▸ TASK STATEMENT
Transcribe word for word everything in the election post below, from "Kieran Mulvaney" down to "fact evil hypocrites.".
══ TEXT EXTRACT ══
There isn't really much more to be said about the events of November 4 - not much of any significance that I can add, anyway. It was my first election as a United States citizen, and a first vote I shall always cherish as my small contribution to a genuine historic moment in time.

But watching the TV pundits' reactions, the declarations that the Republican Party is in danger of being marginalized - just four years afer those same pundits declared the exact opposite - prompted me to dig up an op-ed I wrote one week afer the re-election of George W. Bush four years ago. It wasn't picked up for publication - and as I look back on it now and cringe at some of the phraseology, I recognize and applaud the wisdom of the nation's editors. But I like to think that buried within its crude construction is a hint of presience:

From The Ashes, A Rising?
Kieran Mulvaney

To anybody who had been playing close and objective attention to the polls—and, more importantly, doing the necessary Electoral College math—the results of last Tuesday’s election were scarcely a surprise. But to many of my liberal friends and colleagues, the sheer collective hatred of President Bush, the shared conviction that the man is a moron and that only another moron could vote for him, is so ingrained that the result has set off a bout of depression, disbelief, and denigration of the 51% of voters who cast their ballots in his favor. The only counterbalance to the dismissals of Bush voters as ignorant sheep has been the insistence that they are in fact evil hypocrites.
═══
══ GIVEN INFORMATION ══
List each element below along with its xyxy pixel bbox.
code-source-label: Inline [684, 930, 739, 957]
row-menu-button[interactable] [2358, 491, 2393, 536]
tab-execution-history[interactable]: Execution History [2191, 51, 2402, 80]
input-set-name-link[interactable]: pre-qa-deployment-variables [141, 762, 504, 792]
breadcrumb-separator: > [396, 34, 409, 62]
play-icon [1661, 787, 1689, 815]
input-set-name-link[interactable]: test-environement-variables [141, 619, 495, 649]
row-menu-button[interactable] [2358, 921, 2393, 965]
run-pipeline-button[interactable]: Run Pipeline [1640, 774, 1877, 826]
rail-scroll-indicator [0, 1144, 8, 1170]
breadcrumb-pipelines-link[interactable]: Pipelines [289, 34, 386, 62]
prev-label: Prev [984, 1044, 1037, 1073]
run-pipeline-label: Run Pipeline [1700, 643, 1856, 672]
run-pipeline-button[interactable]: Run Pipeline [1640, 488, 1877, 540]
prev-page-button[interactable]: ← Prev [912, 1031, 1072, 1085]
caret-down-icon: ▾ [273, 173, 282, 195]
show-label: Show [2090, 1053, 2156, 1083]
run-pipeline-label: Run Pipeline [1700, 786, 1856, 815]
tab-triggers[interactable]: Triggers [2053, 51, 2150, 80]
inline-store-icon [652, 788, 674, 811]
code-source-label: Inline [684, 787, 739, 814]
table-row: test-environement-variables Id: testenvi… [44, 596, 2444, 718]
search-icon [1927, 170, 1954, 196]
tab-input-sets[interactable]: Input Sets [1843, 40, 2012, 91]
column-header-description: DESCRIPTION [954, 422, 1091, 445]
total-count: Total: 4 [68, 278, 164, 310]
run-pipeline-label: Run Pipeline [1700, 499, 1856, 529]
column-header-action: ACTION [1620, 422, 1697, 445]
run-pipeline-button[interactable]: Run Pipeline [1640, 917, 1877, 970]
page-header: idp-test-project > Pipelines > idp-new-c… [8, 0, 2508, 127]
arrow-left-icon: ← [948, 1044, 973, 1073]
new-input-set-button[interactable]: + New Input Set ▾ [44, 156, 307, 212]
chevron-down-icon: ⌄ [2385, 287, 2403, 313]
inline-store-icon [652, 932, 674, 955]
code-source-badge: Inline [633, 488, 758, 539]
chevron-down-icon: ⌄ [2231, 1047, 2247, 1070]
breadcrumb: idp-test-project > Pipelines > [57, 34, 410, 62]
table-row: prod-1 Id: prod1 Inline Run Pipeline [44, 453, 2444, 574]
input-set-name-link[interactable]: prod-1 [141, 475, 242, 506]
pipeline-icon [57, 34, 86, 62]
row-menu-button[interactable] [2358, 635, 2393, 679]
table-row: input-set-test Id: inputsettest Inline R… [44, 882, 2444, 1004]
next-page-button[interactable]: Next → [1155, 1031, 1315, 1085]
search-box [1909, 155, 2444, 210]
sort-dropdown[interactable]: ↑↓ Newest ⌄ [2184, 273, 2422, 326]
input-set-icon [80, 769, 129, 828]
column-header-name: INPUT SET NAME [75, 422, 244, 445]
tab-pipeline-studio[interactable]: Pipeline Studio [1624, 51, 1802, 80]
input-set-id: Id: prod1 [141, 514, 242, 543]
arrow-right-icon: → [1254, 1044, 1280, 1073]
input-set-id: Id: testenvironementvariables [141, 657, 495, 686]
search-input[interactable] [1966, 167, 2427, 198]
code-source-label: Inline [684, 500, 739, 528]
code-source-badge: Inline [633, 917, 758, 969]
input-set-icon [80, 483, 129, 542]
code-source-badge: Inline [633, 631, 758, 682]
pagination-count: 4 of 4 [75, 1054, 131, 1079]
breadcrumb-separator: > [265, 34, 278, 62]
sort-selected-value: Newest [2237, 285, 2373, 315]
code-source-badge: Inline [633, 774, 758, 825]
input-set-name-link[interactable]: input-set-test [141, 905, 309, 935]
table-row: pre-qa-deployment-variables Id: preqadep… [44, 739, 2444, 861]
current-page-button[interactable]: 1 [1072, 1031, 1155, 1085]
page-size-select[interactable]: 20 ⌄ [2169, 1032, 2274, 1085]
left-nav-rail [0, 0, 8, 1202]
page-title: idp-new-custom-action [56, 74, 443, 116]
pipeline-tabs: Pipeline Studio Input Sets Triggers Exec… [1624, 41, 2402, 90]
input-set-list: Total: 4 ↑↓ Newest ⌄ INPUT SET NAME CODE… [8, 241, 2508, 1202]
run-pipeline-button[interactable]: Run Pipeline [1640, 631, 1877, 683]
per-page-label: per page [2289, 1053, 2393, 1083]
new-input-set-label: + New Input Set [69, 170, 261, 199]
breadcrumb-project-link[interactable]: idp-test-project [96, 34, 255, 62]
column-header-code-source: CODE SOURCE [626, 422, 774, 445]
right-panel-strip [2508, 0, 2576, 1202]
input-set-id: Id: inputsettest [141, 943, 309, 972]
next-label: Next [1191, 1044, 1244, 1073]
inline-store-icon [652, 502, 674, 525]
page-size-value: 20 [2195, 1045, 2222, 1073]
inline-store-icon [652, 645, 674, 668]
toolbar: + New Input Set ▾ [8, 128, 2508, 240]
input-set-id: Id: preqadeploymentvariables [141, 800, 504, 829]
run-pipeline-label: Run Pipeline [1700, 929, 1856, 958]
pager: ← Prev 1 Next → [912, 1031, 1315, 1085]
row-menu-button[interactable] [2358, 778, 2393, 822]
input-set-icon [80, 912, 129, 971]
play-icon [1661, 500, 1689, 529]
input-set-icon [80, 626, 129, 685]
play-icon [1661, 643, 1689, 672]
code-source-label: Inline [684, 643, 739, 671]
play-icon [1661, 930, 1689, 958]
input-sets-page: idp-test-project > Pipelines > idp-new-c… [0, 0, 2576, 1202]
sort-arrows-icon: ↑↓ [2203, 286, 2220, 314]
═══
▸ ANSWER BELOW
Kieran Mulvaney

To anybody who had been playing close and objective attention to the polls—and, more importantly, doing the necessary Electoral College math—the results of last Tuesday’s election were scarcely a surprise. But to many of my liberal friends and colleagues, the sheer collective hatred of President Bush, the shared conviction that the man is a moron and that only another moron could vote for him, is so ingrained that the result has set off a bout of depression, disbelief, and denigration of the 51% of voters who cast their ballots in his favor. The only counterbalance to the dismissals of Bush voters as ignorant sheep has been the insistence that they are in fact evil hypocrites.